Copy each line of the entries that contains the word "name".

▶ _Task material_
>> START
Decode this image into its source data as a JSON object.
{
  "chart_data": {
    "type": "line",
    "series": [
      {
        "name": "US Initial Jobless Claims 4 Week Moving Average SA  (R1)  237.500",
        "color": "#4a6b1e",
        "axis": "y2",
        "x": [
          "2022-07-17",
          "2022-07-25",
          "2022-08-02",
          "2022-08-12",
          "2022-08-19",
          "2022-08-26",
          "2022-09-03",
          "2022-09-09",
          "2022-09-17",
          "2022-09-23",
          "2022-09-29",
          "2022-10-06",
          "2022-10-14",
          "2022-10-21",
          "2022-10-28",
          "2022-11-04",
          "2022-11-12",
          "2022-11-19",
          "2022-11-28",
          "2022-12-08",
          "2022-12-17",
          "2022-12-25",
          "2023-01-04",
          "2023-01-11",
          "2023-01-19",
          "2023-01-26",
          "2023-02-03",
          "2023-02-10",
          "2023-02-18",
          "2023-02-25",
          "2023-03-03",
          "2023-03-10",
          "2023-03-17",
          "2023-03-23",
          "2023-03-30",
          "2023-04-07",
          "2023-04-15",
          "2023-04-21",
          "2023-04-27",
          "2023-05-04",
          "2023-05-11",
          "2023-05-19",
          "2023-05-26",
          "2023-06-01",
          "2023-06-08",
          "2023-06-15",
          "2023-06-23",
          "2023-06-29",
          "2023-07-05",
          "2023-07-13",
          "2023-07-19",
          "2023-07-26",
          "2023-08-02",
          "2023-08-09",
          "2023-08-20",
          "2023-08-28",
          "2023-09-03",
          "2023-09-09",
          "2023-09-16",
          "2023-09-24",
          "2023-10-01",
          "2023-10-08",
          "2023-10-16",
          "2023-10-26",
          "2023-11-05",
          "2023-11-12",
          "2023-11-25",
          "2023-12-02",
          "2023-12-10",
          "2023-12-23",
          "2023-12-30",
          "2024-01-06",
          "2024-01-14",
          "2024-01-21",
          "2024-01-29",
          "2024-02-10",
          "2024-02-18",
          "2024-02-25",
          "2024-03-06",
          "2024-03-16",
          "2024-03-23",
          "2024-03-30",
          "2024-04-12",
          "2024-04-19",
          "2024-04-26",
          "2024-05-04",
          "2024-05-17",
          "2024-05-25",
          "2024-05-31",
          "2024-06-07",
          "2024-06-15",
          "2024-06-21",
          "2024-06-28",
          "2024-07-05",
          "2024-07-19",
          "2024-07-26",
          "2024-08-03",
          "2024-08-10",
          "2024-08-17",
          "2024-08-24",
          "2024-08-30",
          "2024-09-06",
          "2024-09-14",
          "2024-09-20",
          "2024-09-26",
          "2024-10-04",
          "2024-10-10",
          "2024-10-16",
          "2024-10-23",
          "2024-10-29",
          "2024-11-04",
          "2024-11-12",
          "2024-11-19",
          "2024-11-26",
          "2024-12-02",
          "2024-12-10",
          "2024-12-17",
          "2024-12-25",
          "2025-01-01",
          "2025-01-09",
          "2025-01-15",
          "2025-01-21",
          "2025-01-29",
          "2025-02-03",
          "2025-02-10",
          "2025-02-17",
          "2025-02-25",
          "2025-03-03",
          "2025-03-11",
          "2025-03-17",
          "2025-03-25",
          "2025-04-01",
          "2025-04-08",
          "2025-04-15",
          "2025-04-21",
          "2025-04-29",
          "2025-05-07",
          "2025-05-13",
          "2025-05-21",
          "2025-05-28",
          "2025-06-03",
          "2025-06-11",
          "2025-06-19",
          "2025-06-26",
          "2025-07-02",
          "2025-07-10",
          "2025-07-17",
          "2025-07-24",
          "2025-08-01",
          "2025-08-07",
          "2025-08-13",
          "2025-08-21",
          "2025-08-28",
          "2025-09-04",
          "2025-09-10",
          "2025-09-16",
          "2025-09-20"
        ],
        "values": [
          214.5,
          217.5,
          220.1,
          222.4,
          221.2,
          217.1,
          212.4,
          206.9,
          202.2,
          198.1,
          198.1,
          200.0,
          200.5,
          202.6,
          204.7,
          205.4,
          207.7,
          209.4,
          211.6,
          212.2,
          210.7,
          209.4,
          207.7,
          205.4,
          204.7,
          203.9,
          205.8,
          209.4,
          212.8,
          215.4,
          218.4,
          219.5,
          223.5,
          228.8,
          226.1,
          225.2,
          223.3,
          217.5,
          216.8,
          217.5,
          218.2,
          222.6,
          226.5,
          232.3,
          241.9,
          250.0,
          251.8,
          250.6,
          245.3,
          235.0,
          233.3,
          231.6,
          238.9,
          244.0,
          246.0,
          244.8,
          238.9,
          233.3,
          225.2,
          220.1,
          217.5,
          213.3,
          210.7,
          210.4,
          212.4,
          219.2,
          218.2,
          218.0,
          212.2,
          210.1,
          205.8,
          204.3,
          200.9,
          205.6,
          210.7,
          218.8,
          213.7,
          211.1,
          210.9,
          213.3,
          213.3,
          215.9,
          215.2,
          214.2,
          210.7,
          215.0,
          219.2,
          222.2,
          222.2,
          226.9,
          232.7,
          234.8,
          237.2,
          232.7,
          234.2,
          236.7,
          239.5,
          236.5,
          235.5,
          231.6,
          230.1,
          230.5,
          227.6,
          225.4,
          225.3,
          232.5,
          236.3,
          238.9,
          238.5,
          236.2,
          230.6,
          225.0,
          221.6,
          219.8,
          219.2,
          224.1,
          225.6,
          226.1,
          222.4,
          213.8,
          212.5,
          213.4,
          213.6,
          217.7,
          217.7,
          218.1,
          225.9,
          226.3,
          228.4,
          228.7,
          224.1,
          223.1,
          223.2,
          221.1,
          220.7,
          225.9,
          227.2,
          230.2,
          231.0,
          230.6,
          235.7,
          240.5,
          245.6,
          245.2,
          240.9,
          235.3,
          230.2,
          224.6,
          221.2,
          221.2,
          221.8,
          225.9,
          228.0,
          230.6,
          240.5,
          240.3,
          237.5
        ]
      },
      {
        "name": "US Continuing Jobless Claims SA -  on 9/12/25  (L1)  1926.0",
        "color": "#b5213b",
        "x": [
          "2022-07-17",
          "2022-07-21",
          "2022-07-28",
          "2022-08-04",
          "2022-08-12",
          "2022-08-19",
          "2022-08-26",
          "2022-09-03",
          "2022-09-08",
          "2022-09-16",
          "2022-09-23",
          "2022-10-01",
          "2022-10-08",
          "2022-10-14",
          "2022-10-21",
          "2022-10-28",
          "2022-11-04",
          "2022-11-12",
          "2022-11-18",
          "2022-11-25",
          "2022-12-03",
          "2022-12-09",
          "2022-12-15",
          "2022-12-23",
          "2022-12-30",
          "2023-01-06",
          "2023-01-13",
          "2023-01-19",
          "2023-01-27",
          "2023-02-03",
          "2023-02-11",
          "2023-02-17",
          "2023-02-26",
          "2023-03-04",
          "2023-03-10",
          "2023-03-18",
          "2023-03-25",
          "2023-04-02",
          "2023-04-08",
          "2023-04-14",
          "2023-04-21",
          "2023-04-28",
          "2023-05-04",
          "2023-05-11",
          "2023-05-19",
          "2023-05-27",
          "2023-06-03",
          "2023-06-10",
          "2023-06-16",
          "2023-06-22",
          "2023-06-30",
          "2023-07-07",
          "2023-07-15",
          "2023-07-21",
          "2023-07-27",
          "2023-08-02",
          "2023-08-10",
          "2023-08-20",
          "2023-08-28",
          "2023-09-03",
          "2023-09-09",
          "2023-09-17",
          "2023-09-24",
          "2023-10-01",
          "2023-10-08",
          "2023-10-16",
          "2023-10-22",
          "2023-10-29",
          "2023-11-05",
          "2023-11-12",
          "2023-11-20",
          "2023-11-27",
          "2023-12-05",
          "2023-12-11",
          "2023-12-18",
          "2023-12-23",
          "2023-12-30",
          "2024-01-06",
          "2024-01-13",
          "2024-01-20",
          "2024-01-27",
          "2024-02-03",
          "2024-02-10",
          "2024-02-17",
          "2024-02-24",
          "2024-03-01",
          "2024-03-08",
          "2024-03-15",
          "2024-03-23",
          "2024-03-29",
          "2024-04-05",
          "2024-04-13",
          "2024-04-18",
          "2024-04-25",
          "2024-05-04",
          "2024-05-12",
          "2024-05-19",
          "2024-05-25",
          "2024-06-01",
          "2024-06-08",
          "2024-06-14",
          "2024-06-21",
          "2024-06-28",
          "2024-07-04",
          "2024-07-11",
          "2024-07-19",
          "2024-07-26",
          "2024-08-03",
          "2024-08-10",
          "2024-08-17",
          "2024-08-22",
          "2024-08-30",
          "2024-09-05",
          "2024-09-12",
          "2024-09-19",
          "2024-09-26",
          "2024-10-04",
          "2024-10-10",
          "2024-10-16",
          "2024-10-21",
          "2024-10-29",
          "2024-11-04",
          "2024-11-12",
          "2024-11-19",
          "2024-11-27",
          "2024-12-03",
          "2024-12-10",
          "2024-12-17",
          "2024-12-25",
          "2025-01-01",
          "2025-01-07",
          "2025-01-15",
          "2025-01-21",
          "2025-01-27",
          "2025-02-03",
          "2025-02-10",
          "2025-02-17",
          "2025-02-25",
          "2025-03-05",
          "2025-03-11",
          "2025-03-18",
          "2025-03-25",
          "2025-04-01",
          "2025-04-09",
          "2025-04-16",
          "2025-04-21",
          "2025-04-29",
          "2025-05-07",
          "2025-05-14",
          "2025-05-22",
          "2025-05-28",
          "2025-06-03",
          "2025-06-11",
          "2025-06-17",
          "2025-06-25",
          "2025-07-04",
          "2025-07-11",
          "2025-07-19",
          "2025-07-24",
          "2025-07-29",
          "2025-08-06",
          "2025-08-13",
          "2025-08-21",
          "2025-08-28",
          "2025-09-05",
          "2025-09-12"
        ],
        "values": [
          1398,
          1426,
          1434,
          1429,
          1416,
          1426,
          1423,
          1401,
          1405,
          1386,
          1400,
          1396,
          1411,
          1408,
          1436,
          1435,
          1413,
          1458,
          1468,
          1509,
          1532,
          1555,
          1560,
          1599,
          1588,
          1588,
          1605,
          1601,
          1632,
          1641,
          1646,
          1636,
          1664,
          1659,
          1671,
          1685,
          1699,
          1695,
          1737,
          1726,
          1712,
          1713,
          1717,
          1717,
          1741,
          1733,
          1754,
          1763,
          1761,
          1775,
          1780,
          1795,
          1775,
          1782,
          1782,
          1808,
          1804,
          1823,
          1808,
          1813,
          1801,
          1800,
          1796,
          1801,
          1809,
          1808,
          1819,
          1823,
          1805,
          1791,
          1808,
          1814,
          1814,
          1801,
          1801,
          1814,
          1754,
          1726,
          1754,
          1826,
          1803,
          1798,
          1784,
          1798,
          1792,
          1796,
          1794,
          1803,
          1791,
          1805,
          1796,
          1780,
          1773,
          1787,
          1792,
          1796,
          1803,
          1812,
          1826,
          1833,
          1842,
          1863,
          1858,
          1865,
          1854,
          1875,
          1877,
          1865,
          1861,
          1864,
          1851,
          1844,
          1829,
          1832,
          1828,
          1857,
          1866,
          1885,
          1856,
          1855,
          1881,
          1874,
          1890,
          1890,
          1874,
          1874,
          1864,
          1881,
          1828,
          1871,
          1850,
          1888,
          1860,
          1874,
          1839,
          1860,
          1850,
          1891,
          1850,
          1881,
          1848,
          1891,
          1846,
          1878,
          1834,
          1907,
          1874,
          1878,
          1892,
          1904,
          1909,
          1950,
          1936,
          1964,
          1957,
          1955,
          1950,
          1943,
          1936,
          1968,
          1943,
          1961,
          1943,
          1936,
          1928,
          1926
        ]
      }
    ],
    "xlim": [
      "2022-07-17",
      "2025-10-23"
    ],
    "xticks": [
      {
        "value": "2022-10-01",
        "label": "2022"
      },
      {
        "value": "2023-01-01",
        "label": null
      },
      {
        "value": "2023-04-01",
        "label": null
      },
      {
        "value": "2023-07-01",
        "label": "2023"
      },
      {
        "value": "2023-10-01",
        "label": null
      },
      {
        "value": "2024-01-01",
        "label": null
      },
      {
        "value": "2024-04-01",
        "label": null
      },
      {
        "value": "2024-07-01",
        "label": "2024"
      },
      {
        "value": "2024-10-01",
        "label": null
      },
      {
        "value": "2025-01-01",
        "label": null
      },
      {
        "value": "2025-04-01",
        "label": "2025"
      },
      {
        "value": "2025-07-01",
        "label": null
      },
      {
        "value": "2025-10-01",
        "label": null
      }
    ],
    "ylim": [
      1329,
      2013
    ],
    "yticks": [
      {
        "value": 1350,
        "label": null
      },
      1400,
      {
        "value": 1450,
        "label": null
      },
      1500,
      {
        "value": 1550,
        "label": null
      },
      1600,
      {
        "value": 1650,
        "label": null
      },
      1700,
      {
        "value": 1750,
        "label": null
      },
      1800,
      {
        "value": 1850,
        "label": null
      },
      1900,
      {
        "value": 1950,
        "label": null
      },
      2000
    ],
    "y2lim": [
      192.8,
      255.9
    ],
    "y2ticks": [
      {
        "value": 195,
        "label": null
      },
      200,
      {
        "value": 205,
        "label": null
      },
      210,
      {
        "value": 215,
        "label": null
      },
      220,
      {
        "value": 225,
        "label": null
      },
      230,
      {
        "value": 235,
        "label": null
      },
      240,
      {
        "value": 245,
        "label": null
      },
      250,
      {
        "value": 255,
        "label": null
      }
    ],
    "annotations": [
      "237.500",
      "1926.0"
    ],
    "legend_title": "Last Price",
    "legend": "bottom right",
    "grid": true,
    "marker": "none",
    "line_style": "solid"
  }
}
>> END
▶ _Answer to this task_
        "name": "US Initial Jobless Claims 4 Week Moving Average SA  (R1)  237.500",
        "name": "US Continuing Jobless Claims SA -  on 9/12/25  (L1)  1926.0",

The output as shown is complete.